▸ DIRECTION
Write out the records below once more, exactly as they stand.

Collected data:
---------------

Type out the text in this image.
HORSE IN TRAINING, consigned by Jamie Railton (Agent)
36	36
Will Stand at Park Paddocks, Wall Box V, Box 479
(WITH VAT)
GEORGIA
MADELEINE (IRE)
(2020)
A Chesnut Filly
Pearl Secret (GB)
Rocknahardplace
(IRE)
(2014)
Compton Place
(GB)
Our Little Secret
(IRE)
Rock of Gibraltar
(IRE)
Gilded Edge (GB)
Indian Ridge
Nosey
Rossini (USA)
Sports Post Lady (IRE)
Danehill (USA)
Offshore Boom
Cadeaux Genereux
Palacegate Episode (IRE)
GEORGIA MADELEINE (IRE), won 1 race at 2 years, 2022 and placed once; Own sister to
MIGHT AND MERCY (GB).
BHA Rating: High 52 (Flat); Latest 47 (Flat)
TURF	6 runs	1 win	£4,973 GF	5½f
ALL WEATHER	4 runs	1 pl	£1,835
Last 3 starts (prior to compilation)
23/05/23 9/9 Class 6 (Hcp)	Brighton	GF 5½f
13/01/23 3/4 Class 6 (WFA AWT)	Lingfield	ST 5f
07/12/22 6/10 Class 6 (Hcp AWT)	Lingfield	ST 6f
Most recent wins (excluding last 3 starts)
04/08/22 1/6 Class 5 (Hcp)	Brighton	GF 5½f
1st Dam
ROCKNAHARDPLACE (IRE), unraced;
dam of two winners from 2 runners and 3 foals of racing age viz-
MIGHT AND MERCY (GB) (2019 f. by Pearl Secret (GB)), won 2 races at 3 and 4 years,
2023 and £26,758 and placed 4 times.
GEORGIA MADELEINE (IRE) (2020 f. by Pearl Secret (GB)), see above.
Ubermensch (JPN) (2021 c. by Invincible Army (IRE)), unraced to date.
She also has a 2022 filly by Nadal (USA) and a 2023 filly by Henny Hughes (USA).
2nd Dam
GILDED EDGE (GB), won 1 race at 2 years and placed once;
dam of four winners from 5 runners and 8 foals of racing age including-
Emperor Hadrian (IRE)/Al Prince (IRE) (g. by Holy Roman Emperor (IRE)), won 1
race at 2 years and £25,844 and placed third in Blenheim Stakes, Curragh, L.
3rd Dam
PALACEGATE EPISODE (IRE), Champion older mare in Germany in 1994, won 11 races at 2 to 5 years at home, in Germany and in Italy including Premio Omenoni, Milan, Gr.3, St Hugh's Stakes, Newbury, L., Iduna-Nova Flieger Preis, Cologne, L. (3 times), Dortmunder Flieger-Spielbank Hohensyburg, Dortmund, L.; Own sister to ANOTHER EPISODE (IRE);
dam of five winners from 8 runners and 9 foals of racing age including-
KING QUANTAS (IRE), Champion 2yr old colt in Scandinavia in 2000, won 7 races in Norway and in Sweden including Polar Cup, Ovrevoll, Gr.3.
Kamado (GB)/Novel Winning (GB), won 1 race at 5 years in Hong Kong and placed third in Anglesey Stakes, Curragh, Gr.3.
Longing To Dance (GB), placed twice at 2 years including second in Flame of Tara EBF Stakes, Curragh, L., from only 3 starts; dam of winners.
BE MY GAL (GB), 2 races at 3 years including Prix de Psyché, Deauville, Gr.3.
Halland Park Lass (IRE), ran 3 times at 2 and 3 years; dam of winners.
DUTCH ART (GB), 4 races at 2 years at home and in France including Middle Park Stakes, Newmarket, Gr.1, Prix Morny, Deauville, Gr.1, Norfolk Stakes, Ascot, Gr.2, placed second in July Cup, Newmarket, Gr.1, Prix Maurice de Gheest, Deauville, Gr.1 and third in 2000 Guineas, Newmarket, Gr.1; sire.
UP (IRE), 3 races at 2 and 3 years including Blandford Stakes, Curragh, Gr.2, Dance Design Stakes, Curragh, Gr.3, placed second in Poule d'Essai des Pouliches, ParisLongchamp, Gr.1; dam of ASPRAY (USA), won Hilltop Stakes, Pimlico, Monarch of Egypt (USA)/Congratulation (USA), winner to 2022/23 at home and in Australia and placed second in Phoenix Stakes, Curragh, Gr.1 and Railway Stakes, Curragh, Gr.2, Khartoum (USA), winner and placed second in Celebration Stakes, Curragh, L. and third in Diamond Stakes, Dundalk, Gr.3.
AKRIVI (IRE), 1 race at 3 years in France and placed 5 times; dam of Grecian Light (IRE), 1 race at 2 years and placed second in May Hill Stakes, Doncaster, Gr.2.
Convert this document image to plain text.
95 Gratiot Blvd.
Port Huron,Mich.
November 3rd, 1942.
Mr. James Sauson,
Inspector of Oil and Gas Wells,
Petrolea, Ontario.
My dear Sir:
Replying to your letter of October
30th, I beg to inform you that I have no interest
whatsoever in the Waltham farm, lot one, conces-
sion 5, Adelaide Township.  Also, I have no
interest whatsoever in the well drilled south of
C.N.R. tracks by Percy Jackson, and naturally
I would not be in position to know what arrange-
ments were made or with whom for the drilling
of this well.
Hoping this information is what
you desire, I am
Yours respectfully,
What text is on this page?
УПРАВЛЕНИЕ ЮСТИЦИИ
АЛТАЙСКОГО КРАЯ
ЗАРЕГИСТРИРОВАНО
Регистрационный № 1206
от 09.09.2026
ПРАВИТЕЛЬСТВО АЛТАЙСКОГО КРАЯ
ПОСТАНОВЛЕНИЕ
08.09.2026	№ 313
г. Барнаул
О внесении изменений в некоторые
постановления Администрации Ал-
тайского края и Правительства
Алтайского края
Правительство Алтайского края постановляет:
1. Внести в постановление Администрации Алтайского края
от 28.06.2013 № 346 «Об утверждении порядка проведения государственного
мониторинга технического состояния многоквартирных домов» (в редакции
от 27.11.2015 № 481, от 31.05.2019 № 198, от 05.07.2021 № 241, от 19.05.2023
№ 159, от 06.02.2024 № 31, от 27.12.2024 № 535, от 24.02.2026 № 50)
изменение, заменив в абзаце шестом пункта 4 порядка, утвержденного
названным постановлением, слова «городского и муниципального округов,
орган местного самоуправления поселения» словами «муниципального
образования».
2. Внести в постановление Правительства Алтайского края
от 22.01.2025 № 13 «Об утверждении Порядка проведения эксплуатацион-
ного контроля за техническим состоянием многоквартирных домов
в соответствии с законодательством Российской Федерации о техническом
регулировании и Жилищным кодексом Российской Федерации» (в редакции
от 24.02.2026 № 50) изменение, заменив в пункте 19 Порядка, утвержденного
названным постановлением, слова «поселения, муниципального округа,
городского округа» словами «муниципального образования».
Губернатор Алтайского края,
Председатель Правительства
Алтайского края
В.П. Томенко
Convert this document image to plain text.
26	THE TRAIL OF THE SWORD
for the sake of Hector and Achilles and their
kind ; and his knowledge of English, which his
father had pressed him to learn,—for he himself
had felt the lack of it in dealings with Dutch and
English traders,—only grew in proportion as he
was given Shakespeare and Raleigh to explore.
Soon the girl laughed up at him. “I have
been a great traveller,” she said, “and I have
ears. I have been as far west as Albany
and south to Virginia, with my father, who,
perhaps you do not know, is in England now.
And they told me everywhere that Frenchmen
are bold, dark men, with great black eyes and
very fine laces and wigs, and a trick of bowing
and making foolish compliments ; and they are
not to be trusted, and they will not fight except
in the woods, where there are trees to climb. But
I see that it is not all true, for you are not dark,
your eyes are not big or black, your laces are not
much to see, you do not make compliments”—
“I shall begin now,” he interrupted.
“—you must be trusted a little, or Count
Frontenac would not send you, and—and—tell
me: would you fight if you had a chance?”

---------------

▸ WRITTEN RESPONSE
Type out the text in this image.
HORSE IN TRAINING, consigned by Jamie Railton (Agent)
36	36
Will Stand at Park Paddocks, Wall Box V, Box 479
(WITH VAT)
GEORGIA
MADELEINE (IRE)
(2020)
A Chesnut Filly
Pearl Secret (GB)
Rocknahardplace
(IRE)
(2014)
Compton Place
(GB)
Our Little Secret
(IRE)
Rock of Gibraltar
(IRE)
Gilded Edge (GB)
Indian Ridge
Nosey
Rossini (USA)
Sports Post Lady (IRE)
Danehill (USA)
Offshore Boom
Cadeaux Genereux
Palacegate Episode (IRE)
GEORGIA MADELEINE (IRE), won 1 race at 2 years, 2022 and placed once; Own sister to
MIGHT AND MERCY (GB).
BHA Rating: High 52 (Flat); Latest 47 (Flat)
TURF	6 runs	1 win	£4,973 GF	5½f
ALL WEATHER	4 runs	1 pl	£1,835
Last 3 starts (prior to compilation)
23/05/23 9/9 Class 6 (Hcp)	Brighton	GF 5½f
13/01/23 3/4 Class 6 (WFA AWT)	Lingfield	ST 5f
07/12/22 6/10 Class 6 (Hcp AWT)	Lingfield	ST 6f
Most recent wins (excluding last 3 starts)
04/08/22 1/6 Class 5 (Hcp)	Brighton	GF 5½f
1st Dam
ROCKNAHARDPLACE (IRE), unraced;
dam of two winners from 2 runners and 3 foals of racing age viz-
MIGHT AND MERCY (GB) (2019 f. by Pearl Secret (GB)), won 2 races at 3 and 4 years,
2023 and £26,758 and placed 4 times.
GEORGIA MADELEINE (IRE) (2020 f. by Pearl Secret (GB)), see above.
Ubermensch (JPN) (2021 c. by Invincible Army (IRE)), unraced to date.
She also has a 2022 filly by Nadal (USA) and a 2023 filly by Henny Hughes (USA).
2nd Dam
GILDED EDGE (GB), won 1 race at 2 years and placed once;
dam of four winners from 5 runners and 8 foals of racing age including-
Emperor Hadrian (IRE)/Al Prince (IRE) (g. by Holy Roman Emperor (IRE)), won 1
race at 2 years and £25,844 and placed third in Blenheim Stakes, Curragh, L.
3rd Dam
PALACEGATE EPISODE (IRE), Champion older mare in Germany in 1994, won 11 races at 2 to 5 years at home, in Germany and in Italy including Premio Omenoni, Milan, Gr.3, St Hugh's Stakes, Newbury, L., Iduna-Nova Flieger Preis, Cologne, L. (3 times), Dortmunder Flieger-Spielbank Hohensyburg, Dortmund, L.; Own sister to ANOTHER EPISODE (IRE);
dam of five winners from 8 runners and 9 foals of racing age including-
KING QUANTAS (IRE), Champion 2yr old colt in Scandinavia in 2000, won 7 races in Norway and in Sweden including Polar Cup, Ovrevoll, Gr.3.
Kamado (GB)/Novel Winning (GB), won 1 race at 5 years in Hong Kong and placed third in Anglesey Stakes, Curragh, Gr.3.
Longing To Dance (GB), placed twice at 2 years including second in Flame of Tara EBF Stakes, Curragh, L., from only 3 starts; dam of winners.
BE MY GAL (GB), 2 races at 3 years including Prix de Psyché, Deauville, Gr.3.
Halland Park Lass (IRE), ran 3 times at 2 and 3 years; dam of winners.
DUTCH ART (GB), 4 races at 2 years at home and in France including Middle Park Stakes, Newmarket, Gr.1, Prix Morny, Deauville, Gr.1, Norfolk Stakes, Ascot, Gr.2, placed second in July Cup, Newmarket, Gr.1, Prix Maurice de Gheest, Deauville, Gr.1 and third in 2000 Guineas, Newmarket, Gr.1; sire.
UP (IRE), 3 races at 2 and 3 years including Blandford Stakes, Curragh, Gr.2, Dance Design Stakes, Curragh, Gr.3, placed second in Poule d'Essai des Pouliches, ParisLongchamp, Gr.1; dam of ASPRAY (USA), won Hilltop Stakes, Pimlico, Monarch of Egypt (USA)/Congratulation (USA), winner to 2022/23 at home and in Australia and placed second in Phoenix Stakes, Curragh, Gr.1 and Railway Stakes, Curragh, Gr.2, Khartoum (USA), winner and placed second in Celebration Stakes, Curragh, L. and third in Diamond Stakes, Dundalk, Gr.3.
AKRIVI (IRE), 1 race at 3 years in France and placed 5 times; dam of Grecian Light (IRE), 1 race at 2 years and placed second in May Hill Stakes, Doncaster, Gr.2.
Convert this document image to plain text.
95 Gratiot Blvd.
Port Huron,Mich.
November 3rd, 1942.
Mr. James Sauson,
Inspector of Oil and Gas Wells,
Petrolea, Ontario.
My dear Sir:
Replying to your letter of October
30th, I beg to inform you that I have no interest
whatsoever in the Waltham farm, lot one, conces-
sion 5, Adelaide Township.  Also, I have no
interest whatsoever in the well drilled south of
C.N.R. tracks by Percy Jackson, and naturally
I would not be in position to know what arrange-
ments were made or with whom for the drilling
of this well.
Hoping this information is what
you desire, I am
Yours respectfully,
What text is on this page?
УПРАВЛЕНИЕ ЮСТИЦИИ
АЛТАЙСКОГО КРАЯ
ЗАРЕГИСТРИРОВАНО
Регистрационный № 1206
от 09.09.2026
ПРАВИТЕЛЬСТВО АЛТАЙСКОГО КРАЯ
ПОСТАНОВЛЕНИЕ
08.09.2026	№ 313
г. Барнаул
О внесении изменений в некоторые
постановления Администрации Ал-
тайского края и Правительства
Алтайского края
Правительство Алтайского края постановляет:
1. Внести в постановление Администрации Алтайского края
от 28.06.2013 № 346 «Об утверждении порядка проведения государственного
мониторинга технического состояния многоквартирных домов» (в редакции
от 27.11.2015 № 481, от 31.05.2019 № 198, от 05.07.2021 № 241, от 19.05.2023
№ 159, от 06.02.2024 № 31, от 27.12.2024 № 535, от 24.02.2026 № 50)
изменение, заменив в абзаце шестом пункта 4 порядка, утвержденного
названным постановлением, слова «городского и муниципального округов,
орган местного самоуправления поселения» словами «муниципального
образования».
2. Внести в постановление Правительства Алтайского края
от 22.01.2025 № 13 «Об утверждении Порядка проведения эксплуатацион-
ного контроля за техническим состоянием многоквартирных домов
в соответствии с законодательством Российской Федерации о техническом
регулировании и Жилищным кодексом Российской Федерации» (в редакции
от 24.02.2026 № 50) изменение, заменив в пункте 19 Порядка, утвержденного
названным постановлением, слова «поселения, муниципального округа,
городского округа» словами «муниципального образования».
Губернатор Алтайского края,
Председатель Правительства
Алтайского края
В.П. Томенко
Convert this document image to plain text.
26	THE TRAIL OF THE SWORD
for the sake of Hector and Achilles and their
kind ; and his knowledge of English, which his
father had pressed him to learn,—for he himself
had felt the lack of it in dealings with Dutch and
English traders,—only grew in proportion as he
was given Shakespeare and Raleigh to explore.
Soon the girl laughed up at him. “I have
been a great traveller,” she said, “and I have
ears. I have been as far west as Albany
and south to Virginia, with my father, who,
perhaps you do not know, is in England now.
And they told me everywhere that Frenchmen
are bold, dark men, with great black eyes and
very fine laces and wigs, and a trick of bowing
and making foolish compliments ; and they are
not to be trusted, and they will not fight except
in the woods, where there are trees to climb. But
I see that it is not all true, for you are not dark,
your eyes are not big or black, your laces are not
much to see, you do not make compliments”—
“I shall begin now,” he interrupted.
“—you must be trusted a little, or Count
Frontenac would not send you, and—and—tell
me: would you fight if you had a chance?”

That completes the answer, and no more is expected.